## Required task:
Comb through the entries for "msdaremr" and pull out each line that holds it.

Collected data
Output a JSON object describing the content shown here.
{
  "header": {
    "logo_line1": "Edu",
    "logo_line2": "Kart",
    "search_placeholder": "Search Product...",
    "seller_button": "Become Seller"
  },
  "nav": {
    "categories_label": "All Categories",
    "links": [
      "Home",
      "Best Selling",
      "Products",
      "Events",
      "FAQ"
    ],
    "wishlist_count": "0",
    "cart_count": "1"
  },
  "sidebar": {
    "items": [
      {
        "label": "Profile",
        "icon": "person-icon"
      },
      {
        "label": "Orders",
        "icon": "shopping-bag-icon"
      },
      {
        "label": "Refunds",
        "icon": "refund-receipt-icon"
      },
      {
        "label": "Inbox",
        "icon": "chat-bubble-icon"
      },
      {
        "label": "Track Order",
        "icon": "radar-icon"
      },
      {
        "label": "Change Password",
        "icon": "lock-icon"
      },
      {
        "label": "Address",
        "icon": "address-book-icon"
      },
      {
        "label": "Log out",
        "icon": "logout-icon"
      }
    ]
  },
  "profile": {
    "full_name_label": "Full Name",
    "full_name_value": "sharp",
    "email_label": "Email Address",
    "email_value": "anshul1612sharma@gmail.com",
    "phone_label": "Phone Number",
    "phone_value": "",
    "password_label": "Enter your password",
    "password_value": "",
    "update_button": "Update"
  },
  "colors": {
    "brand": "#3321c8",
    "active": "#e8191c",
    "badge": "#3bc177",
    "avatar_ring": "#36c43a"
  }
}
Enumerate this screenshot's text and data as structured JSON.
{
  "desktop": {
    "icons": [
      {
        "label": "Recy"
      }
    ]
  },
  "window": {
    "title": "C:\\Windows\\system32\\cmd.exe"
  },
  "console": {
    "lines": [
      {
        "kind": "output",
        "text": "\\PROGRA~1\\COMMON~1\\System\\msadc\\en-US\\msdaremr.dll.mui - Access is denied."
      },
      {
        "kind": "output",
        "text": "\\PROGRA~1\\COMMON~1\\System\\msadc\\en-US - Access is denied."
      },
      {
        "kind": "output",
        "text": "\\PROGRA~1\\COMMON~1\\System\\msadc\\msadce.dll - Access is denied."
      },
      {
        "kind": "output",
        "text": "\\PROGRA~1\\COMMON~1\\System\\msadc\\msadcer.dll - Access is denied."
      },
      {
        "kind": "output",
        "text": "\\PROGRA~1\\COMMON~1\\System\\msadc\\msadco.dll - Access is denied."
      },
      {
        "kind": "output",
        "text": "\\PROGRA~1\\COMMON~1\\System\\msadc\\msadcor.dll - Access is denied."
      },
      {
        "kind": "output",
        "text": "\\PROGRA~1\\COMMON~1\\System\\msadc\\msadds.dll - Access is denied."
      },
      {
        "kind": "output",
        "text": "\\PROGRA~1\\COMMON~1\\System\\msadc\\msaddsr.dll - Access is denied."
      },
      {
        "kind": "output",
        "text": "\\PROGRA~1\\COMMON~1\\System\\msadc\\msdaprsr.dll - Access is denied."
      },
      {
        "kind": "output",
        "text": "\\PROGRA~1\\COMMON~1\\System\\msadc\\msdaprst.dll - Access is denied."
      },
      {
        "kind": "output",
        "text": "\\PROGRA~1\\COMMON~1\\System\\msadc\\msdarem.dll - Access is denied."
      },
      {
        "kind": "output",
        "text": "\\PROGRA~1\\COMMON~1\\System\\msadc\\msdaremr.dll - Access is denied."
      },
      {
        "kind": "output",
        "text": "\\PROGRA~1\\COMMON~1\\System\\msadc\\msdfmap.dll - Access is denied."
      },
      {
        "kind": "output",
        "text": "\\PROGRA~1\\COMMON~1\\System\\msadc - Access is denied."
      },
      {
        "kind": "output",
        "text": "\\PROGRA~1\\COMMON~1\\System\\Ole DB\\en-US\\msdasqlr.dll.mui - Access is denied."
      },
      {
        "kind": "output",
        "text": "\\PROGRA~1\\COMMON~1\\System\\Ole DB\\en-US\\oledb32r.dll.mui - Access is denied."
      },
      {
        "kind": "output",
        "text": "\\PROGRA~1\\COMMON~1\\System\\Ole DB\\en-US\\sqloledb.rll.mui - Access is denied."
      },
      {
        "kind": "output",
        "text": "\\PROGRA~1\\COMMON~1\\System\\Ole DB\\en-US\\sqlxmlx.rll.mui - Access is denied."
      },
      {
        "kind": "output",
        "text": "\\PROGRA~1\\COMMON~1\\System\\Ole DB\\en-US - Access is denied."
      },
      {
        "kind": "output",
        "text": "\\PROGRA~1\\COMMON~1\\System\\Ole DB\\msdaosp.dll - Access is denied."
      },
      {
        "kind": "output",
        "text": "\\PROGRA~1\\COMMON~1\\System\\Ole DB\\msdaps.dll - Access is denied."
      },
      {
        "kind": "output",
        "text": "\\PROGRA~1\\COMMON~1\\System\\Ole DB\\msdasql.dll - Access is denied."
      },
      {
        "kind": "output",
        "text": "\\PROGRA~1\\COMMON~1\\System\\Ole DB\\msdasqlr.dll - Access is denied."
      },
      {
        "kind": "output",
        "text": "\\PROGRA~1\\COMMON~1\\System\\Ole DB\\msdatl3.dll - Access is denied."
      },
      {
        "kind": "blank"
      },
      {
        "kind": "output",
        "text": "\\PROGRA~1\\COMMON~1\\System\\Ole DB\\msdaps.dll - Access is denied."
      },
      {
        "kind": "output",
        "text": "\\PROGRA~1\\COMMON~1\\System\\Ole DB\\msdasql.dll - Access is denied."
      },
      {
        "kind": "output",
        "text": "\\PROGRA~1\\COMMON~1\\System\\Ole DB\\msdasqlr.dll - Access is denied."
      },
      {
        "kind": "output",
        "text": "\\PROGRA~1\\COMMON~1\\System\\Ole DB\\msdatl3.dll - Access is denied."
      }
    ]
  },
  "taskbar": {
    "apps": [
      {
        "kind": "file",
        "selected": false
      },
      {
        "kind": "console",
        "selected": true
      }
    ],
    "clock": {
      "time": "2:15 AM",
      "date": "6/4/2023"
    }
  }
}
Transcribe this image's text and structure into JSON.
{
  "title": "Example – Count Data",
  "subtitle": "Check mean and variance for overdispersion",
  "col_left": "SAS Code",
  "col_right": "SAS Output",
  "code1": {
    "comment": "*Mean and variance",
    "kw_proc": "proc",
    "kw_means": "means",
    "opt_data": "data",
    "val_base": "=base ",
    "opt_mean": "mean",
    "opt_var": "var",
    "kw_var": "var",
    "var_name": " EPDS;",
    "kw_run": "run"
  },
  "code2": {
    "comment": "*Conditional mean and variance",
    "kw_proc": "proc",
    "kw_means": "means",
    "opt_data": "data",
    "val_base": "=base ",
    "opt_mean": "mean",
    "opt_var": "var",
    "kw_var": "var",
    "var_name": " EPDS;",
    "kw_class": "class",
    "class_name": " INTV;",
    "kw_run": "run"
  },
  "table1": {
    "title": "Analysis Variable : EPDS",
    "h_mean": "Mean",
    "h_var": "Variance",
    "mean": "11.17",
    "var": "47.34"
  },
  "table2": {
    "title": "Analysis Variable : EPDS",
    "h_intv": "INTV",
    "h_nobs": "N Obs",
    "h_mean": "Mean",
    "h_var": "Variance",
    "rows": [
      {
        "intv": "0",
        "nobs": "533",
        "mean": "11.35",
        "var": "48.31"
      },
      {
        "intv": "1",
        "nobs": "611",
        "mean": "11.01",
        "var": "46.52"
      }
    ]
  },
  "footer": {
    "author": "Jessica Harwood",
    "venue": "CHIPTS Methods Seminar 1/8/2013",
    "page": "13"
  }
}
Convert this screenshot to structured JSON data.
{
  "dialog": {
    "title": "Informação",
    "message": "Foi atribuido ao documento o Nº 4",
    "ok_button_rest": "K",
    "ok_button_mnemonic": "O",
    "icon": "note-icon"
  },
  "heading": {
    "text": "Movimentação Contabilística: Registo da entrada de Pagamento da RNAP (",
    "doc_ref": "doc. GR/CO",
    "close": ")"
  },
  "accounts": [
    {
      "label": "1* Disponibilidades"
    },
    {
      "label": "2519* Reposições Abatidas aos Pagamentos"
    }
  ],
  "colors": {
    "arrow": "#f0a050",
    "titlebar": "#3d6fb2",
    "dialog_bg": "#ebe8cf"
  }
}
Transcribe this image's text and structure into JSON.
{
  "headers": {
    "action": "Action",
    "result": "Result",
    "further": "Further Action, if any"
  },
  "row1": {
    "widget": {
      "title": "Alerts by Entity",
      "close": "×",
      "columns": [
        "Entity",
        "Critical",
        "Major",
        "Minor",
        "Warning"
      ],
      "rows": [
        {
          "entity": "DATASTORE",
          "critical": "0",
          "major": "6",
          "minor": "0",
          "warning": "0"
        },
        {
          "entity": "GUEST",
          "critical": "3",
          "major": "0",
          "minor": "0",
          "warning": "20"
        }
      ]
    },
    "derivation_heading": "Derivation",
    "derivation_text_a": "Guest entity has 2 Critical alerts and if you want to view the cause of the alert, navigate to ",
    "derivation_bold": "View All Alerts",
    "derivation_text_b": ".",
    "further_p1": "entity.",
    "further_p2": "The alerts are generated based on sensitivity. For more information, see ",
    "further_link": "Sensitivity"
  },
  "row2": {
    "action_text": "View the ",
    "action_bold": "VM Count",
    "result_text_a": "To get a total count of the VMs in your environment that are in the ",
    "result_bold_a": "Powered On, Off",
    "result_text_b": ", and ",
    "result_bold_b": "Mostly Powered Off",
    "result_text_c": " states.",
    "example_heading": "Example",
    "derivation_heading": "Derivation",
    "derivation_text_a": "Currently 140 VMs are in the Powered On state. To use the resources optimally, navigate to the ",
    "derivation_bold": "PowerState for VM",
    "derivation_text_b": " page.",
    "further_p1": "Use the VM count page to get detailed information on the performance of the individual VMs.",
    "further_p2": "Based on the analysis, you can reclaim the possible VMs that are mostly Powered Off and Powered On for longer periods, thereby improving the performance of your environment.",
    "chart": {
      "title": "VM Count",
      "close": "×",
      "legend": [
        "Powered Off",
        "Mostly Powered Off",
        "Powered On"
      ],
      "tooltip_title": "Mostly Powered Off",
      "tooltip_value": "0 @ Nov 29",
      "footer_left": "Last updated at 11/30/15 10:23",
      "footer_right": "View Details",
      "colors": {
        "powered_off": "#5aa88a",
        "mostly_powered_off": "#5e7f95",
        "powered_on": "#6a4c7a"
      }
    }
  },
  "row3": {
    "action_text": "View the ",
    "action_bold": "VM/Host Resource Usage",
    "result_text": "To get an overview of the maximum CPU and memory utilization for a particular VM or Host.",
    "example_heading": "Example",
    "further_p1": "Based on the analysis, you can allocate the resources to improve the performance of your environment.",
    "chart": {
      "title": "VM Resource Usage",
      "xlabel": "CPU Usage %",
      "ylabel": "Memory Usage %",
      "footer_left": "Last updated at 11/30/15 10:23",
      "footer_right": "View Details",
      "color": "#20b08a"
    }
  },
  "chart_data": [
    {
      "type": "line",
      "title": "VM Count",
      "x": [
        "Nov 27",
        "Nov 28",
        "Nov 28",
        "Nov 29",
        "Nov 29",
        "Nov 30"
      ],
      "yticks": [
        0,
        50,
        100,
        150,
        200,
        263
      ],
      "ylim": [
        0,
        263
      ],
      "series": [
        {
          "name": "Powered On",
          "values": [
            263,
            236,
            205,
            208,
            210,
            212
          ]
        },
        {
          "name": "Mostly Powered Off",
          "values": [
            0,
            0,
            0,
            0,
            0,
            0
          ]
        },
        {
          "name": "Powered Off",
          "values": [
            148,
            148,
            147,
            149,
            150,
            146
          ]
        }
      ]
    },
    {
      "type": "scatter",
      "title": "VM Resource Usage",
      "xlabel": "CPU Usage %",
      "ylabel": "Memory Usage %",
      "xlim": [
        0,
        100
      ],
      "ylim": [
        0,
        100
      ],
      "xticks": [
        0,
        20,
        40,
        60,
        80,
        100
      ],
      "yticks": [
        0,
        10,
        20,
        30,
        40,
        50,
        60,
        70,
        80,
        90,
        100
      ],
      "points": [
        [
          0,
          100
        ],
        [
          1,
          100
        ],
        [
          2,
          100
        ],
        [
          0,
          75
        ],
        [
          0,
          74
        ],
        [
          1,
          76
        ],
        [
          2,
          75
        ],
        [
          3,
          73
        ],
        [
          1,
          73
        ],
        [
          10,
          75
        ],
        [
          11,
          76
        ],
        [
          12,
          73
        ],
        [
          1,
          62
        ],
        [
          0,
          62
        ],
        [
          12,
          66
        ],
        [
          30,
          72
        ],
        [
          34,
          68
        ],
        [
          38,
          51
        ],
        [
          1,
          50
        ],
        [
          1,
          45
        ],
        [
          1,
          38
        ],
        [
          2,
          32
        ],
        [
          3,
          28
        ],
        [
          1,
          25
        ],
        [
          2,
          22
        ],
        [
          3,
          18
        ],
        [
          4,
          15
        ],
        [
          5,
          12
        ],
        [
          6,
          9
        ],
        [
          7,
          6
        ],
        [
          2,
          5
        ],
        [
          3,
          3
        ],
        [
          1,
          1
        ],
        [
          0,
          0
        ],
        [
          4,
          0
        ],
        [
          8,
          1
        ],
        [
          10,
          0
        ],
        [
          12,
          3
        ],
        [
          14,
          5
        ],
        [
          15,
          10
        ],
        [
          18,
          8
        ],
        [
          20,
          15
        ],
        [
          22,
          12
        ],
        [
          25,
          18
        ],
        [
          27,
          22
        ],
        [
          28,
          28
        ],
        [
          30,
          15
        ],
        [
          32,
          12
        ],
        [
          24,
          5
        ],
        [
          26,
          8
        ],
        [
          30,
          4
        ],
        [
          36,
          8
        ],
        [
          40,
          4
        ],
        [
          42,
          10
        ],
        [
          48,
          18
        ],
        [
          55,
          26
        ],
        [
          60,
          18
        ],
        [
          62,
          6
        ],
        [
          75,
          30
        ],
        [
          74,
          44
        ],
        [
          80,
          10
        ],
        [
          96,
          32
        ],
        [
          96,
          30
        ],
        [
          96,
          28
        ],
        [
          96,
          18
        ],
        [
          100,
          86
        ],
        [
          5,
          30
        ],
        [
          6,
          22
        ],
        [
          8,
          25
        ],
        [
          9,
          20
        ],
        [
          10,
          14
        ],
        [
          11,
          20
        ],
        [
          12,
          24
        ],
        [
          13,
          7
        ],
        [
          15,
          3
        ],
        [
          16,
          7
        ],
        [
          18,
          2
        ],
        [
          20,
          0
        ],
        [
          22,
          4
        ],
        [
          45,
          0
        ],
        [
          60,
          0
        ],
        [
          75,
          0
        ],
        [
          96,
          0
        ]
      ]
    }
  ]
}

## Expected answer:
        "text": "\\PROGRA~1\\COMMON~1\\System\\msadc\\en-US\\msdaremr.dll.mui - Access is denied."
        "text": "\\PROGRA~1\\COMMON~1\\System\\msadc\\msdaremr.dll - Access is denied."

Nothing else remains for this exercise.